» Set exercise: Count the lines of the items below that contain the string "card" and reply with the number alone.

------ Task input

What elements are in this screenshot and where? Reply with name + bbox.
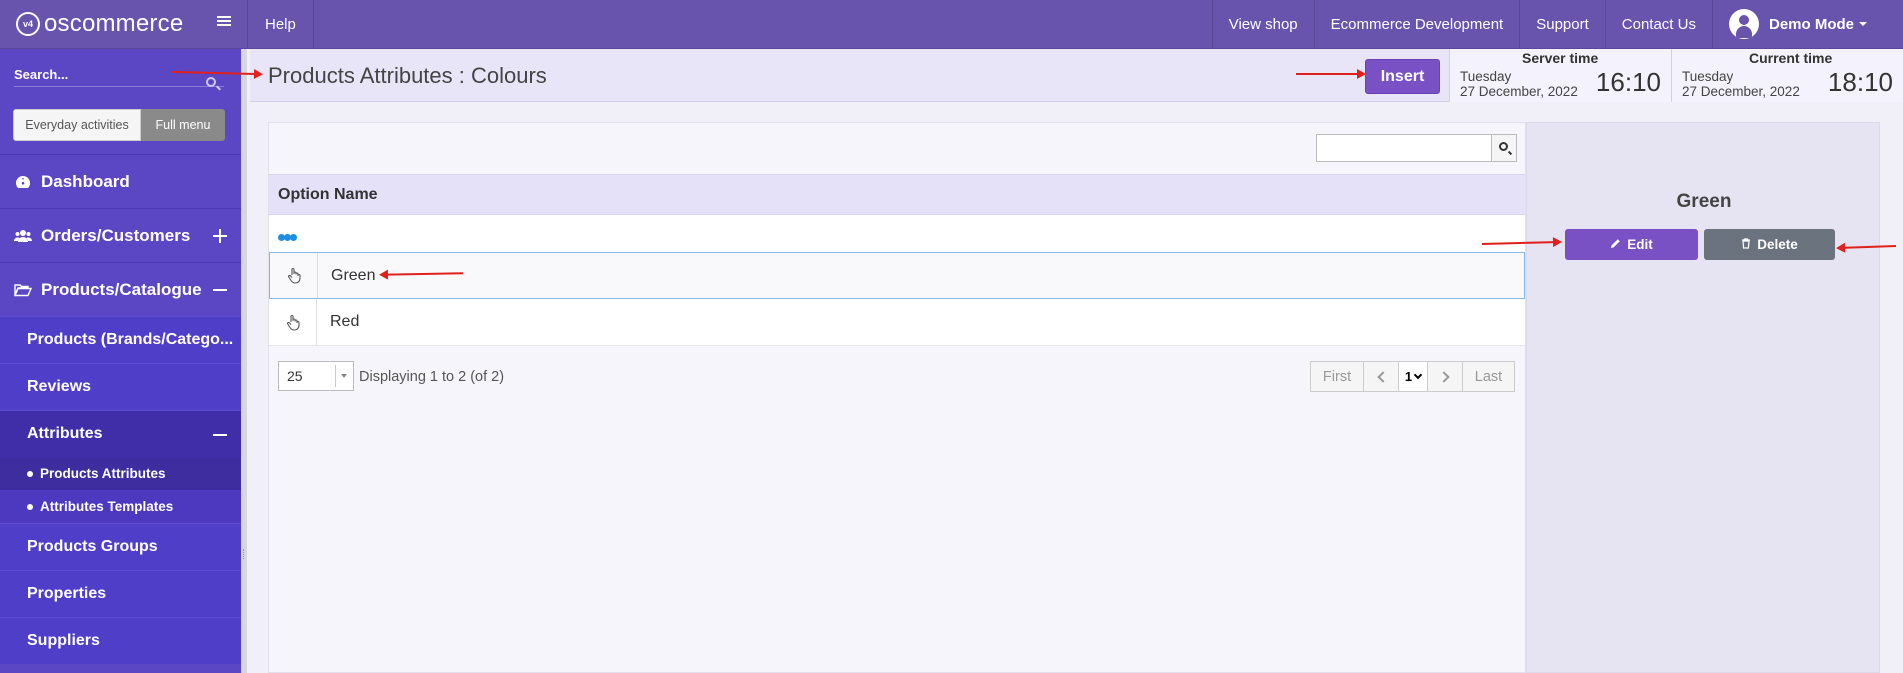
current-time-box: Current time Tuesday 27 December, 2022 1… [1671,49,1903,102]
last-page-button[interactable]: Last [1462,361,1515,392]
sidebar-item-reviews[interactable]: Reviews [0,363,241,410]
ecommerce-development-link[interactable]: Ecommerce Development [1313,0,1520,48]
user-name: Demo Mode [1768,15,1854,33]
selected-option-title: Green [1676,191,1732,212]
support-link[interactable]: Support [1519,0,1605,48]
everyday-activities-button[interactable]: Everyday activities [13,109,141,141]
next-page-button[interactable] [1427,361,1463,392]
hamburger-menu-icon[interactable] [217,14,231,28]
current-time-date: 27 December, 2022 [1682,84,1800,99]
caret-down-icon [1859,22,1867,26]
page-title: Products Attributes : Colours [268,63,547,88]
search-icon[interactable] [206,77,216,87]
annotation-arrow [1296,69,1366,79]
sidebar-item-orders-customers[interactable]: Orders/Customers [0,208,241,262]
server-time-box: Server time Tuesday 27 December, 2022 16… [1449,49,1671,102]
drag-handle-icon[interactable] [270,253,318,298]
edit-button[interactable]: Edit [1565,229,1698,260]
dashboard-icon [14,174,32,190]
current-time-label: Current time [1749,50,1833,66]
folder-open-icon [14,282,32,298]
pagination: First 1 Last [1310,361,1515,392]
current-time-clock: 18:10 [1827,67,1893,97]
server-time-day: Tuesday [1460,69,1512,84]
option-name: Green [331,267,376,284]
chevron-left-icon [1376,370,1389,383]
sidebar: Everyday activities Full menu Dashboard … [0,49,241,673]
trash-icon [1741,237,1751,252]
server-time-date: 27 December, 2022 [1460,84,1578,99]
user-avatar-icon [1728,9,1759,39]
sidebar-item-products-attributes[interactable]: Products Attributes [0,457,241,490]
table-search-button[interactable] [1491,134,1517,162]
top-navbar: v4 oscommerce Help View shop Ecommerce D… [0,0,1903,49]
sidebar-resize-handle[interactable] [241,49,247,673]
option-name: Red [330,313,360,330]
sidebar-item-products-brands[interactable]: Products (Brands/Catego... [0,316,241,363]
logo-text[interactable]: oscommerce [44,10,183,38]
server-time-clock: 16:10 [1595,67,1661,97]
table-row[interactable]: Red [269,299,1525,346]
sidebar-item-label: Products/Catalogue [41,279,202,299]
view-shop-link[interactable]: View shop [1211,0,1314,48]
pagination-info: Displaying 1 to 2 (of 2) [359,369,505,385]
sidebar-item-products-groups[interactable]: Products Groups [0,523,241,570]
table-row[interactable]: Green [269,252,1525,299]
user-menu[interactable]: Demo Mode [1711,0,1903,48]
page-select[interactable]: 1 [1398,361,1428,392]
sidebar-item-label: Orders/Customers [41,225,191,245]
users-icon [14,228,32,244]
per-page-value: 25 [287,368,303,384]
sidebar-item-label: Products Attributes [40,466,166,481]
collapse-minus-icon[interactable] [213,434,227,436]
pencil-icon [1610,238,1621,252]
table-search-input[interactable] [1316,134,1492,162]
drag-handle-icon[interactable] [269,299,317,345]
sidebar-menu: Dashboard Orders/Customers Products/Cata… [0,154,241,664]
page-header: Products Attributes : Colours Insert Ser… [250,49,1903,102]
previous-page-button[interactable] [1363,361,1399,392]
chevron-right-icon [1437,370,1450,383]
current-time-day: Tuesday [1682,69,1734,84]
logo-area: v4 oscommerce [0,0,248,48]
sidebar-item-attributes-templates[interactable]: Attributes Templates [0,490,241,523]
logo-icon: v4 [16,12,40,36]
sidebar-item-properties[interactable]: Properties [0,570,241,617]
expand-plus-icon[interactable] [213,229,227,243]
parent-level-row[interactable] [269,215,1525,252]
contact-us-link[interactable]: Contact Us [1604,0,1712,48]
sidebar-search-input[interactable] [14,63,224,87]
column-header-option-name[interactable]: Option Name [269,174,1525,215]
sidebar-item-suppliers[interactable]: Suppliers [0,617,241,664]
detail-panel: Green Edit Delete [1526,122,1880,673]
bullet-icon [27,470,33,477]
server-time-label: Server time [1522,50,1599,66]
chevron-down-icon [1413,370,1423,380]
sidebar-search [0,49,241,101]
bullet-icon [27,503,33,510]
sidebar-item-label: Dashboard [41,171,130,191]
sidebar-item-products-catalogue[interactable]: Products/Catalogue [0,262,241,316]
first-page-button[interactable]: First [1310,361,1364,392]
menu-mode-toggle: Everyday activities Full menu [13,109,241,141]
search-icon [1499,142,1508,151]
collapse-minus-icon[interactable] [213,289,227,291]
help-link[interactable]: Help [248,0,314,48]
full-menu-button[interactable]: Full menu [141,109,225,141]
sidebar-item-attributes[interactable]: Attributes [0,410,241,457]
per-page-select[interactable]: 25 [278,361,354,391]
dropdown-arrow-icon [341,374,347,378]
sidebar-item-dashboard[interactable]: Dashboard [0,154,241,208]
sidebar-item-label: Attributes Templates [40,499,174,514]
options-table-panel: Option Name Green Red 25 Displaying 1 to… [268,122,1526,673]
sidebar-item-label: Attributes [27,425,103,442]
insert-button[interactable]: Insert [1365,59,1440,94]
delete-button[interactable]: Delete [1704,229,1835,260]
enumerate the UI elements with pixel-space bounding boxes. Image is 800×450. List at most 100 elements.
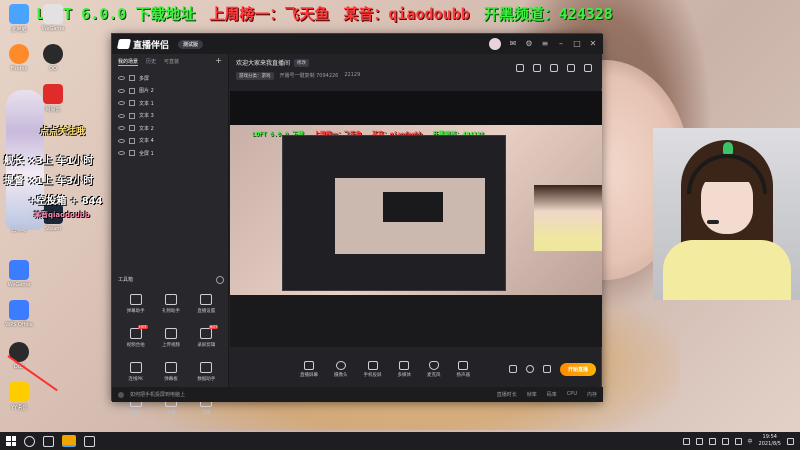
version-badge[interactable]: 测试版 [178, 39, 204, 49]
network-icon[interactable] [721, 437, 729, 445]
notification-icon[interactable] [787, 437, 794, 445]
windows-start-icon[interactable] [6, 436, 16, 446]
edit-title-button[interactable]: 修改 [294, 58, 310, 67]
tray-app-icon[interactable] [708, 437, 716, 445]
upload-icon [164, 328, 177, 339]
source-item[interactable]: 图片 2 [118, 85, 222, 98]
tool-item[interactable]: 弹幕板 [153, 362, 188, 382]
desktop-icon-3[interactable]: QQ [38, 44, 68, 72]
follow-text: 点点关注哦 [40, 127, 86, 137]
tab-my-scenes[interactable]: 我的场景 [118, 58, 139, 66]
tray-app-icon[interactable] [682, 437, 690, 445]
preview-taskbar [230, 295, 602, 303]
source-item[interactable]: 多屏 [118, 72, 222, 85]
desktop-icon-8[interactable]: WPS Office [4, 300, 34, 328]
monitor-icon [304, 360, 314, 370]
gift-box-icon[interactable] [516, 64, 524, 72]
eye-icon[interactable] [118, 101, 125, 106]
screen-button[interactable]: 直播屏幕 [300, 360, 318, 378]
popularity-count: 22129 [344, 72, 361, 78]
camera-button[interactable]: 摄像头 [334, 360, 348, 378]
add-source-button[interactable]: + [215, 57, 222, 66]
eye-icon[interactable] [118, 138, 125, 143]
close-icon[interactable]: ✕ [589, 40, 597, 48]
source-item[interactable]: 全屏 1 [118, 147, 222, 160]
tool-item[interactable]: 直播设置 [189, 294, 224, 314]
gear-icon[interactable] [542, 365, 551, 373]
status-hint[interactable]: 如何把手机投屏到电脑上 [130, 391, 185, 398]
desktop-icon-label: QQ [49, 66, 57, 72]
settings-icon[interactable]: ⚙ [525, 40, 533, 48]
speaker-icon [458, 360, 469, 370]
share-icon[interactable] [584, 64, 592, 72]
tool-item[interactable]: 上传视频 [153, 328, 188, 348]
tray-app-icon[interactable] [695, 437, 703, 445]
eye-icon[interactable] [118, 113, 125, 118]
menu-icon[interactable]: ≡ [541, 40, 549, 48]
tool-label: 礼物助手 [161, 309, 180, 314]
tool-item[interactable]: 礼物助手 [153, 294, 188, 314]
start-live-button[interactable]: 开始直播 [559, 362, 596, 376]
tab-direct[interactable]: 可直装 [164, 58, 179, 66]
marquee-weekly-rank: 上周榜一：飞天鱼 [209, 4, 330, 23]
desktop-icon-1[interactable]: WeGame [38, 4, 68, 32]
room-id[interactable]: 开播号一键复制 7094226 [280, 72, 339, 80]
desktop-icon-label: Steam [44, 226, 62, 232]
minimize-icon[interactable]: – [557, 40, 565, 48]
eye-icon[interactable] [118, 151, 125, 156]
search-icon[interactable] [24, 435, 35, 447]
tool-item[interactable]: HOT 录屏剪辑 [189, 325, 224, 348]
overlay-line4: 某音qiaodoubb [34, 211, 90, 219]
clock[interactable]: 19:54 2021/8/5 [759, 434, 781, 448]
source-item[interactable]: 文本 1 [118, 97, 222, 110]
mail-icon[interactable]: ✉ [509, 40, 517, 48]
phone-cast-button[interactable]: 手机投屏 [364, 360, 382, 378]
hot-badge: HOT [138, 325, 148, 329]
record-icon[interactable] [508, 365, 517, 373]
more-options-icon[interactable] [216, 276, 224, 284]
status-metric: CPU [566, 391, 577, 397]
source-type-icon [129, 87, 135, 94]
eye-icon[interactable] [118, 126, 125, 131]
eye-icon[interactable] [118, 88, 125, 93]
task-view-icon[interactable] [43, 435, 54, 447]
avatar[interactable] [489, 38, 501, 50]
tool-item[interactable]: 数据助手 [189, 362, 224, 382]
desktop-icon-label: WPS Office [5, 322, 33, 328]
category-selector[interactable]: 游戏分类：游戏 [236, 72, 274, 80]
preview-webcam [534, 185, 602, 251]
media-button[interactable]: 多媒体 [398, 360, 411, 378]
timer-icon[interactable] [525, 365, 534, 373]
lock-icon[interactable] [533, 64, 541, 72]
source-item[interactable]: 文本 2 [118, 122, 222, 135]
logo-icon [116, 39, 132, 49]
source-item[interactable]: 文本 3 [118, 110, 222, 123]
live-companion-taskbar-icon[interactable] [62, 435, 76, 447]
stream-preview[interactable]: LOFT 6.0.0 下载 上周榜一：飞天鱼 某音：qiaodoubb 开黑频道… [230, 91, 602, 347]
tab-history[interactable]: 历史 [146, 58, 156, 66]
tool-item[interactable]: 连线PK [118, 362, 153, 382]
status-metric: 直播时长 [496, 392, 517, 398]
tool-label: 直播设置 [197, 309, 216, 314]
desktop-icon-7[interactable]: WeGame [4, 260, 34, 288]
chat-icon[interactable] [550, 64, 558, 72]
source-label: 多屏 [139, 75, 150, 82]
hot-badge: HOT [208, 325, 219, 329]
source-item[interactable]: 文本 4 [118, 135, 222, 148]
desktop-icon-2[interactable]: Firefox [4, 44, 34, 72]
desktop-icon-10[interactable]: YY语音 [4, 382, 34, 411]
stream-controls: 直播屏幕 摄像头 手机投屏 多媒体 麦克风 扬声器 开始直播 [230, 354, 602, 384]
desktop-icon-0[interactable]: 此电脑 [4, 4, 34, 33]
tool-item[interactable]: HOT 视频合拍 [118, 325, 153, 348]
input-language[interactable]: 中 [748, 438, 753, 445]
speaker-button[interactable]: 扬声器 [457, 360, 470, 378]
source-label: 文本 2 [139, 125, 154, 132]
bell-icon[interactable] [567, 64, 575, 72]
maximize-icon[interactable]: □ [573, 40, 581, 48]
mic-button[interactable]: 麦克风 [427, 360, 441, 378]
eye-icon[interactable] [118, 76, 125, 81]
volume-icon[interactable] [734, 437, 742, 445]
tool-item[interactable]: 弹幕助手 [118, 294, 153, 314]
source-label: 文本 1 [139, 100, 154, 107]
file-explorer-icon[interactable] [84, 435, 95, 447]
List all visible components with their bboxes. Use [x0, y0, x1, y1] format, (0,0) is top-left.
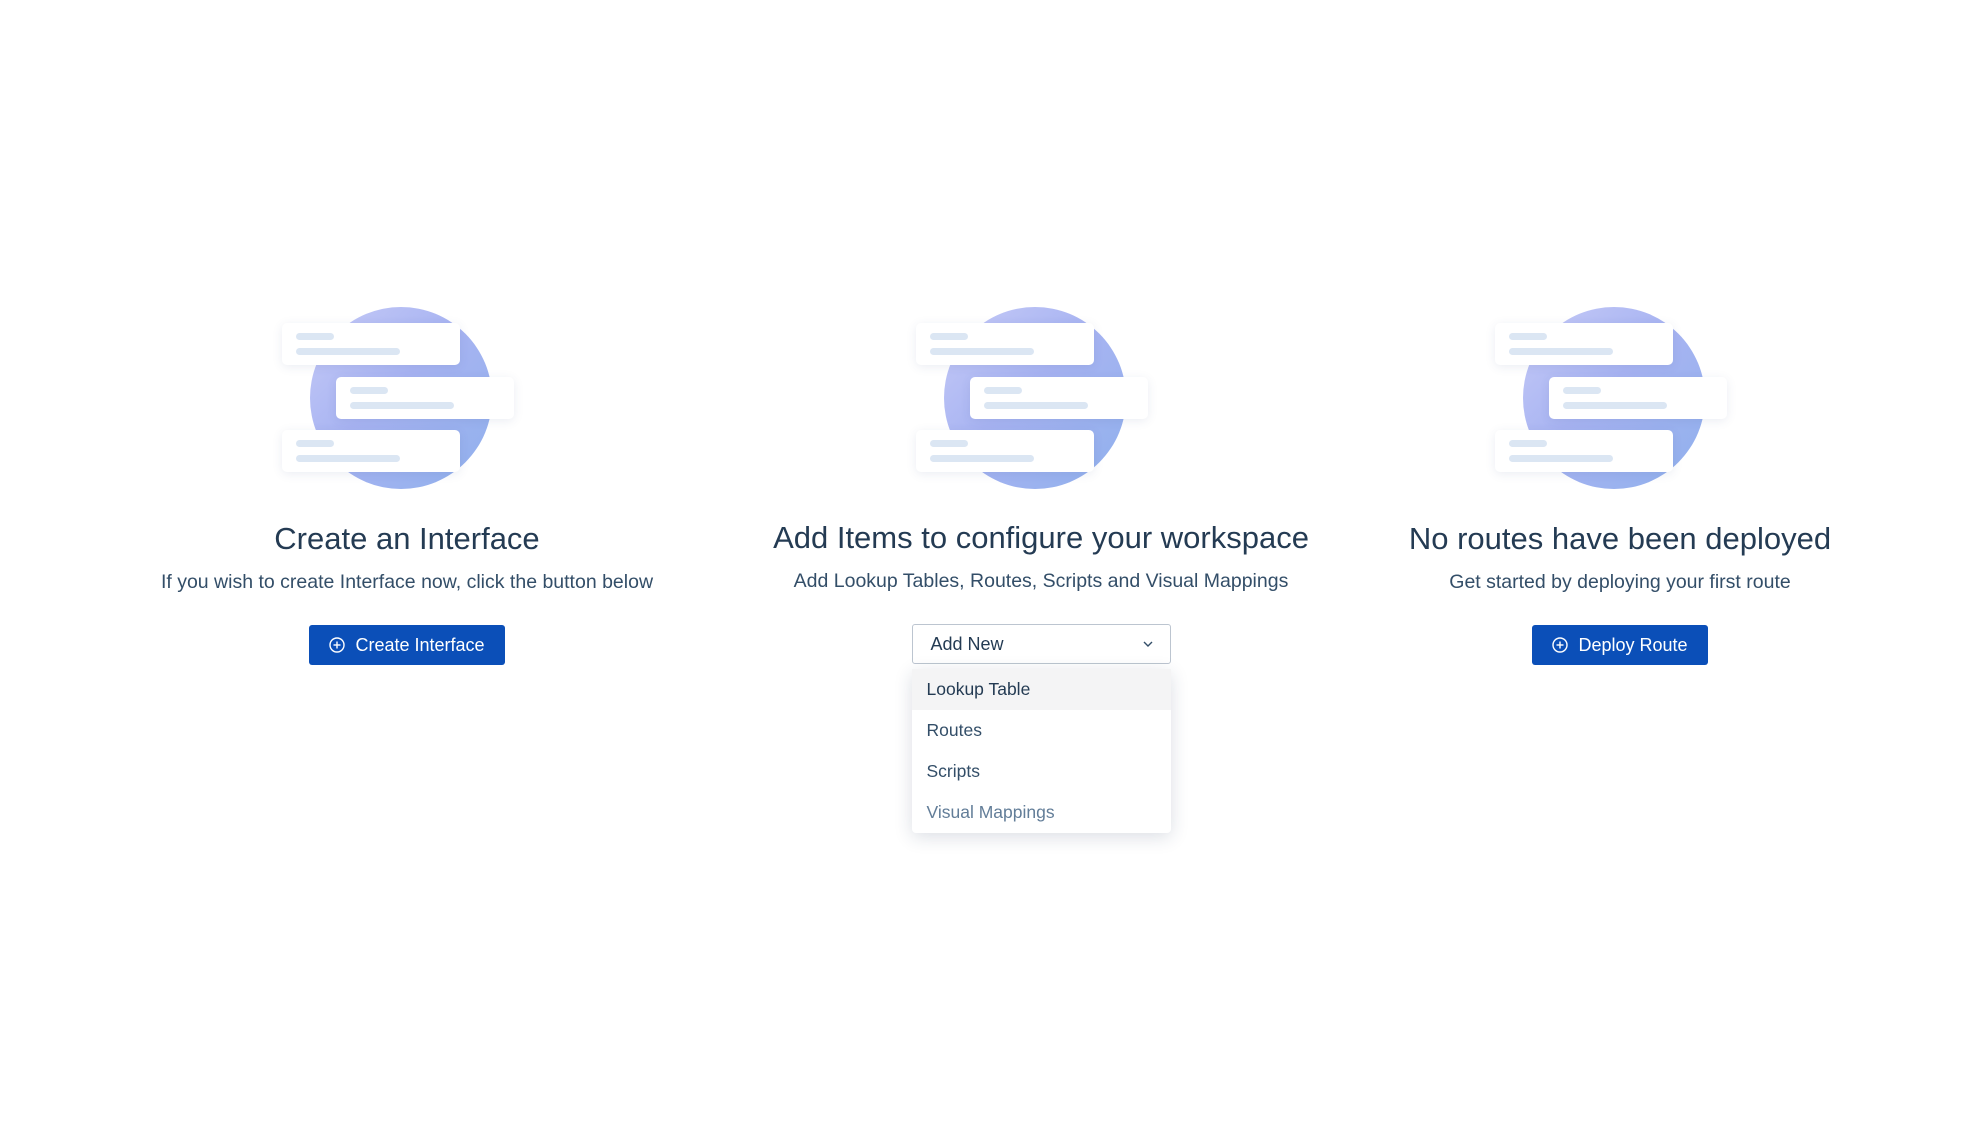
empty-state-illustration — [282, 305, 532, 491]
illustration-card — [282, 323, 460, 365]
add-items-panel: Add Items to configure your workspace Ad… — [731, 305, 1351, 833]
illustration-card — [916, 430, 1094, 472]
empty-state-illustration — [1495, 305, 1745, 491]
create-interface-button[interactable]: Create Interface — [309, 625, 505, 665]
menu-item-scripts[interactable]: Scripts — [912, 751, 1171, 792]
deploy-route-label: Deploy Route — [1578, 634, 1688, 655]
panel-title: Add Items to configure your workspace — [773, 520, 1309, 555]
plus-circle-icon — [329, 637, 346, 653]
add-new-dropdown: Add New Lookup Table Routes Scripts Visu… — [911, 624, 1171, 833]
menu-item-lookup-table[interactable]: Lookup Table — [911, 669, 1171, 710]
create-interface-panel: Create an Interface If you wish to creat… — [97, 305, 717, 665]
illustration-card — [1495, 430, 1673, 472]
menu-item-routes[interactable]: Routes — [912, 710, 1171, 751]
add-new-select-value: Add New — [930, 633, 1004, 654]
illustration-card — [282, 430, 460, 472]
panel-subtitle: Add Lookup Tables, Routes, Scripts and V… — [793, 570, 1289, 592]
panel-subtitle: Get started by deploying your first rout… — [1449, 571, 1791, 593]
panel-title: Create an Interface — [274, 521, 540, 556]
illustration-card — [916, 323, 1094, 365]
add-new-select[interactable]: Add New — [911, 624, 1171, 664]
empty-states-page: Create an Interface If you wish to creat… — [0, 0, 1962, 1142]
menu-item-visual-mappings[interactable]: Visual Mappings — [912, 792, 1171, 833]
deploy-route-panel: No routes have been deployed Get started… — [1310, 305, 1930, 665]
illustration-card — [336, 377, 514, 419]
deploy-route-button[interactable]: Deploy Route — [1532, 625, 1708, 665]
create-interface-label: Create Interface — [355, 634, 485, 655]
chevron-down-icon — [1143, 641, 1152, 647]
plus-circle-icon — [1552, 637, 1569, 653]
illustration-card — [970, 377, 1148, 419]
panel-subtitle: If you wish to create Interface now, cli… — [160, 571, 654, 593]
illustration-card — [1495, 323, 1673, 365]
add-new-menu: Lookup Table Routes Scripts Visual Mappi… — [911, 669, 1171, 833]
panel-title: No routes have been deployed — [1408, 521, 1832, 556]
empty-state-illustration — [916, 305, 1166, 491]
illustration-card — [1549, 377, 1727, 419]
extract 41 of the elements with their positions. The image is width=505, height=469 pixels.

------------

» Expected answer: 9